> Your instructions
Please gather each line below that contains the string "frame", matching case exactly.

Source data
═══
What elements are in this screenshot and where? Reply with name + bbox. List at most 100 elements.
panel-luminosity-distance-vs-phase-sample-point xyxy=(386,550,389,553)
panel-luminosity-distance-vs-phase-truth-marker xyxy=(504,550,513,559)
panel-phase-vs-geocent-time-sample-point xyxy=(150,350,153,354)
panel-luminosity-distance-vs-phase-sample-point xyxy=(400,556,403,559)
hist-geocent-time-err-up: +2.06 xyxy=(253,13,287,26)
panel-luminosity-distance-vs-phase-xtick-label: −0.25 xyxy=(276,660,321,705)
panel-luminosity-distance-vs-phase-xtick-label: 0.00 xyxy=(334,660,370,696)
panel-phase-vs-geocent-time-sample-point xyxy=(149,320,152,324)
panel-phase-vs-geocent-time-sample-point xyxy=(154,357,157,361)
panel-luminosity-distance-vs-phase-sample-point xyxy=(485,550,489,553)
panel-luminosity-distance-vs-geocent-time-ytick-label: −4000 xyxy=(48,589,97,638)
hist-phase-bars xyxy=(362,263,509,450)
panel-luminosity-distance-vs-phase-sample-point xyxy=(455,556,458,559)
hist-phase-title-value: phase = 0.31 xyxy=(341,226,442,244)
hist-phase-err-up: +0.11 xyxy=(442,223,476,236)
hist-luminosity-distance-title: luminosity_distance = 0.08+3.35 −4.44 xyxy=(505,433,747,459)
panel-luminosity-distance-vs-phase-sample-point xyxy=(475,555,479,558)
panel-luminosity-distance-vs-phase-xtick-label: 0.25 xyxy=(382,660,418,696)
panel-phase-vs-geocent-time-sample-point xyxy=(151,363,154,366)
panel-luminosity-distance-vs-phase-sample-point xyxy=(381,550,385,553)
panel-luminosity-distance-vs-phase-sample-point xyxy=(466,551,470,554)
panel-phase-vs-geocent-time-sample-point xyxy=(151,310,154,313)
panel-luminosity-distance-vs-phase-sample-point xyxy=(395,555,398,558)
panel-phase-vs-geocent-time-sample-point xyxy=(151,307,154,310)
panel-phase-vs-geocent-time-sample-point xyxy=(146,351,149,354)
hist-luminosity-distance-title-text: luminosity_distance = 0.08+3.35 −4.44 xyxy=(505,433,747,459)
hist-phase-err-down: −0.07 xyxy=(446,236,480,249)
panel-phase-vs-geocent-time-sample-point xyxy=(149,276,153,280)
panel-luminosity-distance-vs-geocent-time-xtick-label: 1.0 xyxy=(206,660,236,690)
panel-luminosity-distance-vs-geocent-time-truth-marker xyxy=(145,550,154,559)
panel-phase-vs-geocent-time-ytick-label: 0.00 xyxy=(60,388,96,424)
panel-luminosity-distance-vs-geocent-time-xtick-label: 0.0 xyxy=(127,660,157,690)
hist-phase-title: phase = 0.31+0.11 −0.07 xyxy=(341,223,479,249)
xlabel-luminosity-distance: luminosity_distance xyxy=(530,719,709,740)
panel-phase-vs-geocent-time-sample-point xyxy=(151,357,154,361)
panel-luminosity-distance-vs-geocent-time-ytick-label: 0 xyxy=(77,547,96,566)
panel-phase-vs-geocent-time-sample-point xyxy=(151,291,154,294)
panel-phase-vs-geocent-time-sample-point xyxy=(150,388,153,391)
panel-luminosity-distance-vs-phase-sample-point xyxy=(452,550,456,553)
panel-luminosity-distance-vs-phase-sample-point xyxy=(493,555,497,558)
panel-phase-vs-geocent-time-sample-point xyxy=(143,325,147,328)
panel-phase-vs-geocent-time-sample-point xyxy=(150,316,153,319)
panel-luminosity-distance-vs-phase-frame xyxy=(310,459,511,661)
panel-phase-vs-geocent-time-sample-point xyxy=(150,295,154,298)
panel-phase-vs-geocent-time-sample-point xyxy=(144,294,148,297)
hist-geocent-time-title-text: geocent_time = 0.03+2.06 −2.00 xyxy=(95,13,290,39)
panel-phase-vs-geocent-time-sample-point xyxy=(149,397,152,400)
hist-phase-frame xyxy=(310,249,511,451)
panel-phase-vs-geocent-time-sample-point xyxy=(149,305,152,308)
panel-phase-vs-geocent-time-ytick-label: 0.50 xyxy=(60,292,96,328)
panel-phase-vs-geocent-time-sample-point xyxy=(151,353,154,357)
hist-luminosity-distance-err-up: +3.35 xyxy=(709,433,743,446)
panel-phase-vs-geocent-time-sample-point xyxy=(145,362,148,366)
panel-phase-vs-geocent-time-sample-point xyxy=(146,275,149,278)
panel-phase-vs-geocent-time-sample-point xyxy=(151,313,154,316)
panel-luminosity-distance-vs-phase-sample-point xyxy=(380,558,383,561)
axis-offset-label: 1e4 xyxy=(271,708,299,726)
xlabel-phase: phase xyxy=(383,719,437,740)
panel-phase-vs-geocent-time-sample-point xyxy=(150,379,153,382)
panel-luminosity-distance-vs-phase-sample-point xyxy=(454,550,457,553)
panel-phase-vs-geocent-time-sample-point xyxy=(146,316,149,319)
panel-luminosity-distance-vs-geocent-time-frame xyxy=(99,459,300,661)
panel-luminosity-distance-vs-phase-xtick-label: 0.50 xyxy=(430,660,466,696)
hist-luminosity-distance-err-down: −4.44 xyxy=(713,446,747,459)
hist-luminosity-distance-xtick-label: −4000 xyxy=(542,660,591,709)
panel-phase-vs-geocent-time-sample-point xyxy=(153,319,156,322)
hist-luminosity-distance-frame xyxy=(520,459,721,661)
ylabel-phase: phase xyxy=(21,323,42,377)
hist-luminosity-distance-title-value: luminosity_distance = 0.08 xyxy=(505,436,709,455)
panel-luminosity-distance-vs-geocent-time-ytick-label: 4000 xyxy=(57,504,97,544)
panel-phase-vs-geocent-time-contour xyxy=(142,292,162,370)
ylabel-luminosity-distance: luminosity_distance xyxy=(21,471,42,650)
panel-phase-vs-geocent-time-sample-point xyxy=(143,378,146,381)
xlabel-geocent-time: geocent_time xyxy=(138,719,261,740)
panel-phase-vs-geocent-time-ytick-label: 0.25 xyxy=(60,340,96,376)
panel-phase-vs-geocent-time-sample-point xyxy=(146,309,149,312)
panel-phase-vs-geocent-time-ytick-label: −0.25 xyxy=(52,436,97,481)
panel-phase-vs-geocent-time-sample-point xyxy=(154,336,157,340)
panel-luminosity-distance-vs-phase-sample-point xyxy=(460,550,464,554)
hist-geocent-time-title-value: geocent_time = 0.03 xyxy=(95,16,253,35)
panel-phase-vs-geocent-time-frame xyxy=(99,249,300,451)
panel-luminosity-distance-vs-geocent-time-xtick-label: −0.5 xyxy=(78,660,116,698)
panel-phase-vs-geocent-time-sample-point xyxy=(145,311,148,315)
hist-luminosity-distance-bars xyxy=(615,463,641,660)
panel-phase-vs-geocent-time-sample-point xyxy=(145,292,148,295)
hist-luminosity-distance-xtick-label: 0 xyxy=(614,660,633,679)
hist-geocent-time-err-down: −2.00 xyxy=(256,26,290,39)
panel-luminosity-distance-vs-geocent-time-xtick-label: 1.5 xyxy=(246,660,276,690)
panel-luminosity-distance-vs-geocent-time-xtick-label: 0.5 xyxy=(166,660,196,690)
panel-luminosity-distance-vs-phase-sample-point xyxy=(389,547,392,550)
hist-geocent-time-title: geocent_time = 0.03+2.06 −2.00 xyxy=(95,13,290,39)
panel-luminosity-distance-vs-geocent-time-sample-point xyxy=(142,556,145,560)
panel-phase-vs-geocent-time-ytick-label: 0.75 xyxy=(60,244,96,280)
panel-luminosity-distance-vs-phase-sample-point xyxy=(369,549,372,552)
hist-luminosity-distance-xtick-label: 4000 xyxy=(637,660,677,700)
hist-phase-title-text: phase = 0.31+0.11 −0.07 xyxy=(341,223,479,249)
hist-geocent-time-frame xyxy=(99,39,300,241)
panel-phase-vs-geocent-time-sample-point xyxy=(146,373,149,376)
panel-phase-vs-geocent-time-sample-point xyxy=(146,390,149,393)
═══
> Solution for this exercise
panel-luminosity-distance-vs-phase-frame xyxy=(310,459,511,661)
hist-phase-frame xyxy=(310,249,511,451)
panel-luminosity-distance-vs-geocent-time-frame xyxy=(99,459,300,661)
hist-luminosity-distance-frame xyxy=(520,459,721,661)
panel-phase-vs-geocent-time-frame xyxy=(99,249,300,451)
hist-geocent-time-frame xyxy=(99,39,300,241)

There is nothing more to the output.